Task statement.
Write what comes next in the review on Xanthomonas flagella and host-pathogen interactions, picking up right after its final sentence.

Unraveling the dynamics of Xanthomonas' flagella: insights into host-pathogen interactions

Abstract

Understanding the intricate interplay between plants and bacteria is paramount for elucidating mechanisms of immunity and disease. This review synthesizes current knowledge on the role of flagella in bacterial motility and host recognition, shedding light on the molecular mechanisms underlying plant immunity and bacterial pathogenicity. We delve into the sophisticated signaling network of plants, highlighting the pivotal role of pattern recognition receptors (PRRs) in detecting conserved molecular patterns known as microbe-associated molecular patterns (MAMPs), with a particular focus on flagellin as a key MAMP. Additionally, we explore recent discoveries of solanaceous-specific receptors, such as FLAGELLIN SENSING 3 (FLS3), and their implications for plant defense responses. Furthermore, we examine the role of bacterial motility in host colonization and infection, emphasizing the multifaceted relationship between flagella-mediated chemotaxis and bacterial virulence. Through a comprehensive analysis of flagellin polymorphisms within the genus Xanthomonas, we elucidate their potential impact on host recognition and bacterial pathogenicity, offering insights into strategies for developing disease-resistant crops. This review is intended for professionals within the fields of crops sciences and microbiology.

Data listing.
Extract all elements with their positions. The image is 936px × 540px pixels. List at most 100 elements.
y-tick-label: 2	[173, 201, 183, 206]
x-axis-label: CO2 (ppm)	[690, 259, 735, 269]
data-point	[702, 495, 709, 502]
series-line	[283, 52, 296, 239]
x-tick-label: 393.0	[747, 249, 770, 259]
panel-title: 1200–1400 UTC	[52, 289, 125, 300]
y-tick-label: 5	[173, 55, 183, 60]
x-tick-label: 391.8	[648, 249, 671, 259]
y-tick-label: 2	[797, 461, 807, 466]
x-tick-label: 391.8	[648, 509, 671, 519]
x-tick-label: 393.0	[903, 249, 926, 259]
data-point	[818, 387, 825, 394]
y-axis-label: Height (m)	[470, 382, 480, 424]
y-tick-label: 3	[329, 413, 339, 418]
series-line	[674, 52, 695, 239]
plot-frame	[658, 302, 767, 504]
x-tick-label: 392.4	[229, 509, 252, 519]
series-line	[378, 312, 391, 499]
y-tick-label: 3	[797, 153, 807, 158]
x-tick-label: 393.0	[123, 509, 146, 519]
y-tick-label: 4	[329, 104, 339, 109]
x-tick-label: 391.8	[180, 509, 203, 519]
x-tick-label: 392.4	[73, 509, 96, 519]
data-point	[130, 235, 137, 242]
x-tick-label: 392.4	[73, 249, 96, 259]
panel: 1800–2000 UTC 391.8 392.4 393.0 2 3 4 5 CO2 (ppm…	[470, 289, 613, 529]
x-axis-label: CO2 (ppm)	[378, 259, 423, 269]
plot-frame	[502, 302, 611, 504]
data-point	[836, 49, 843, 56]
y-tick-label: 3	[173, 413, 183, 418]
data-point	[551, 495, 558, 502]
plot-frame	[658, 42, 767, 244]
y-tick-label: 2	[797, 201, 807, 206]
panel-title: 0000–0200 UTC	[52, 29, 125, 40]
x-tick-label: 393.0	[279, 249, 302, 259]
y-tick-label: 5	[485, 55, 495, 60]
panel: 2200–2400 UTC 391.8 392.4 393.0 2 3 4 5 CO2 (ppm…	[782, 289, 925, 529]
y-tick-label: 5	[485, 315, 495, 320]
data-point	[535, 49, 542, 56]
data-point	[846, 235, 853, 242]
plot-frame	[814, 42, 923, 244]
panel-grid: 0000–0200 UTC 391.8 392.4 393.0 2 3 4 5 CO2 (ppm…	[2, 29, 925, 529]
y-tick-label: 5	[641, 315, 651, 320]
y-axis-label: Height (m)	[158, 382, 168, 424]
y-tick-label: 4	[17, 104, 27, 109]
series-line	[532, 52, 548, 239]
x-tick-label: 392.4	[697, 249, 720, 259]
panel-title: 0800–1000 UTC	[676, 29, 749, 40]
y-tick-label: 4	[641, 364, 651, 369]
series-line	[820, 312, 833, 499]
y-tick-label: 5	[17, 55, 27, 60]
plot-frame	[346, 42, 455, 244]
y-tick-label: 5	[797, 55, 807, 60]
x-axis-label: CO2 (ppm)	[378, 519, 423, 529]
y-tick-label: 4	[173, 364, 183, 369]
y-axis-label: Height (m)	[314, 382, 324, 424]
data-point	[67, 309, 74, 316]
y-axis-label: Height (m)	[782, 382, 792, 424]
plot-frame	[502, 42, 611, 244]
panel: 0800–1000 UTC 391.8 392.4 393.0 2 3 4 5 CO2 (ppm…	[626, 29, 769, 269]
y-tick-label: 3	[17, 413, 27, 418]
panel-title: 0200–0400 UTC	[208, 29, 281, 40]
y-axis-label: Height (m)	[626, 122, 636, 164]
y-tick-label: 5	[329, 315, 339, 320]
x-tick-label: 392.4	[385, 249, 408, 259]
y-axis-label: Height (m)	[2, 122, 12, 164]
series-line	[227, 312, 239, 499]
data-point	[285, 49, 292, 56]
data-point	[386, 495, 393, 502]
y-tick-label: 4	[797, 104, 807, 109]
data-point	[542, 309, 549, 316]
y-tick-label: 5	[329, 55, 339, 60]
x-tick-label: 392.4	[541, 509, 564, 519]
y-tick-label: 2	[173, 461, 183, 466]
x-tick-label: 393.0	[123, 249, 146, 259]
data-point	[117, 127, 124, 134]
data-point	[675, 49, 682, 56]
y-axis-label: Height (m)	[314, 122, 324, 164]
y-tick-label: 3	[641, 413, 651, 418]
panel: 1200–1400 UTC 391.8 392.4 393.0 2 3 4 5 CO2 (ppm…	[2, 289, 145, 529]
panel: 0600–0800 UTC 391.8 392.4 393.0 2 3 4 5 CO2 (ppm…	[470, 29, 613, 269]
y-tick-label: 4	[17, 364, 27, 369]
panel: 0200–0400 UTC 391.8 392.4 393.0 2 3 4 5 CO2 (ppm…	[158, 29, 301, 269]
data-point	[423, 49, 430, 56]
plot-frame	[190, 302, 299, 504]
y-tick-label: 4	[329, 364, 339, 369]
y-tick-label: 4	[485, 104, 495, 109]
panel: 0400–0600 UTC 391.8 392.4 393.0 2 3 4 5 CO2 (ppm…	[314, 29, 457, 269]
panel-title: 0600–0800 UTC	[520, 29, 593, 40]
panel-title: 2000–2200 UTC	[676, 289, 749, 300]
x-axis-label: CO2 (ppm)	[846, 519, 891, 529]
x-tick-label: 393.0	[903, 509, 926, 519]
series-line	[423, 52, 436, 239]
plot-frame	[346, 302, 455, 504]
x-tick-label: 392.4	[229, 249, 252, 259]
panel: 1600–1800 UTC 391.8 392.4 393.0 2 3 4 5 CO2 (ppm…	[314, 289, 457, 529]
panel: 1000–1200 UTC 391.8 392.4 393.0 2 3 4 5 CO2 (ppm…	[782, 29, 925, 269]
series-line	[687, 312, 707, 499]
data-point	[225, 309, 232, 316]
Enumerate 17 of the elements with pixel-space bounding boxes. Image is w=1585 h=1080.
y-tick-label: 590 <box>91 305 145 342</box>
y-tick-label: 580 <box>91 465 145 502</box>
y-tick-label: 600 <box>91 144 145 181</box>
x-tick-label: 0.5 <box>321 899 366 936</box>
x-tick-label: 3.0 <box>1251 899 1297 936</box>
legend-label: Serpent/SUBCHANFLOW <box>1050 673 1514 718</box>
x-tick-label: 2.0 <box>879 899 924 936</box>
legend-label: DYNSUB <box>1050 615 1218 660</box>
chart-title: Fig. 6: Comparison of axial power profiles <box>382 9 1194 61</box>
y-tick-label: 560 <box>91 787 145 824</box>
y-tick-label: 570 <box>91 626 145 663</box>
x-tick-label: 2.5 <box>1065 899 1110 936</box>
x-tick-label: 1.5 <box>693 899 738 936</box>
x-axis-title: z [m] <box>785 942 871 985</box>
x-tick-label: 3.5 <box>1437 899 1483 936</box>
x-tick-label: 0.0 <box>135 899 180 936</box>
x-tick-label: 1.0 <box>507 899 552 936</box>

Task response.
Keywords: Flagella; Motility; Pathology; Xanthomonas.

Figure 1. Plant-associated bacteria employ various strategies to counteract pathogen-associated molecular pattern (PAMP)-triggered immunity (PTI) initiated by flagellin detection in plants.

Plants identify bacteria by recognizing conserved molecular patterns, such as peptides derived from the flagellin protein. This recognition is facilitated by the receptors FLS2 or FLS3, along with the coreceptor BAK1, which forms a complex with the flagellin-derived elicitor peptides. The polymorphism in flagella enables bacteria to evade detection or diminish the effectiveness of plant immune responses. However, plants can counter this by evolving receptor variants that are capable of recognizing these new flagellar polymorphisms, thereby restoring their ability to detect and respond to bacterial invaders. In addition to flagella, bacteria employ sophisticated secretion systems, such as the Type II Secretion System (T2SS) and Type III Secretion System (T3SS), to deliver effectors to fight plant cells. These effectors can suppress plant immunity or manipulate host cell processes to favor infection. However, plants have evolved to detect these effectors through specialized resistance proteins, which trigger strong immune responses that halt bacterial proliferation and infection. This ongoing molecular arms race between bacterial effectors and plant defenses underscores the complexity of plant-microbe interactions. Created with BioRender.com.